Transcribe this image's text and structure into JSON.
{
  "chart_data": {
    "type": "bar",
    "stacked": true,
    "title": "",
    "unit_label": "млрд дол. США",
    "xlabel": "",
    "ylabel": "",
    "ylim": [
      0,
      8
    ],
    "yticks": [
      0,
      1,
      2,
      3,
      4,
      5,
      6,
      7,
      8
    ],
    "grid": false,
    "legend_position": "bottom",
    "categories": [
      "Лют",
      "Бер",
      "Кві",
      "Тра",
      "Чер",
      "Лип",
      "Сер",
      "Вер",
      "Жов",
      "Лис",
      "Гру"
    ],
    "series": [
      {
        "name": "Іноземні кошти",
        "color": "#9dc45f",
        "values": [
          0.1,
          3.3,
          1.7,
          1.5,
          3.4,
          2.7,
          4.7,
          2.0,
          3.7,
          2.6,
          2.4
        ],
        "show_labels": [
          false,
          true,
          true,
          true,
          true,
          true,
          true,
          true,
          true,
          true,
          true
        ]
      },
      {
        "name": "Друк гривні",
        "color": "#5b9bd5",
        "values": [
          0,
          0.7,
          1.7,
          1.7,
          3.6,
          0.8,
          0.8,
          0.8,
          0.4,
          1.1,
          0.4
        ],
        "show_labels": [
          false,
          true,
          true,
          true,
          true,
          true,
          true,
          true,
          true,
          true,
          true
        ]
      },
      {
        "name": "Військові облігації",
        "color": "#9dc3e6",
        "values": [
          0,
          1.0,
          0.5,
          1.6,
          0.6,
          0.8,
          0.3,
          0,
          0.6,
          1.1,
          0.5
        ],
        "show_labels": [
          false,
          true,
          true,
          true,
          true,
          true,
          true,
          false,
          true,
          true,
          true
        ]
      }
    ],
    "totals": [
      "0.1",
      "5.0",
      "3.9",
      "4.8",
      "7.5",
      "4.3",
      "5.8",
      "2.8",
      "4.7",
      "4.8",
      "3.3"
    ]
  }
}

==

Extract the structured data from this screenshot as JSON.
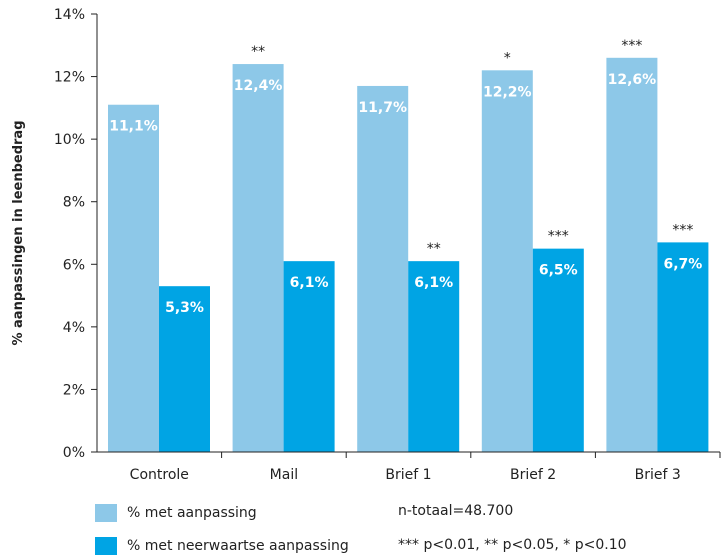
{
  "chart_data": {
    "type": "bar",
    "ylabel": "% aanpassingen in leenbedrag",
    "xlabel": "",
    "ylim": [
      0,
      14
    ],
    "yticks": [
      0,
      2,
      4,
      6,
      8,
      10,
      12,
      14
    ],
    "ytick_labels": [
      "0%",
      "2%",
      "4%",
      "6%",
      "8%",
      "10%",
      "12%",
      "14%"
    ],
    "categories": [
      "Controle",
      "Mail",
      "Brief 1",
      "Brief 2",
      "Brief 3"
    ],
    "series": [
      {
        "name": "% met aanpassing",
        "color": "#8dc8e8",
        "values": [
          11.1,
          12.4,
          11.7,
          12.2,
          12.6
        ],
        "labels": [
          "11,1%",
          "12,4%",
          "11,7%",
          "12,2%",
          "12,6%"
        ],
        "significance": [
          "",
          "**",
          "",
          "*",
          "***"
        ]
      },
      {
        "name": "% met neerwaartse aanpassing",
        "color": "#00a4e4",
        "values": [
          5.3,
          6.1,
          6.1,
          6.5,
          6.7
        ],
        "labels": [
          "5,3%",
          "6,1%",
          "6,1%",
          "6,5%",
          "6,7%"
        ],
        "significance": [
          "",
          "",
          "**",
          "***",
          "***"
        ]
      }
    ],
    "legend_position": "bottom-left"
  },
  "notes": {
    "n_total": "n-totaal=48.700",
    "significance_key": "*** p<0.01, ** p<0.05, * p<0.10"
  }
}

**Goal:** Read the lines above. Gather those in which the string "color" is found.

**Response to this task:**
        "color": "#9dc45f",
        "color": "#5b9bd5",
        "color": "#9dc3e6",
        "color": "#8dc8e8",
        "color": "#00a4e4",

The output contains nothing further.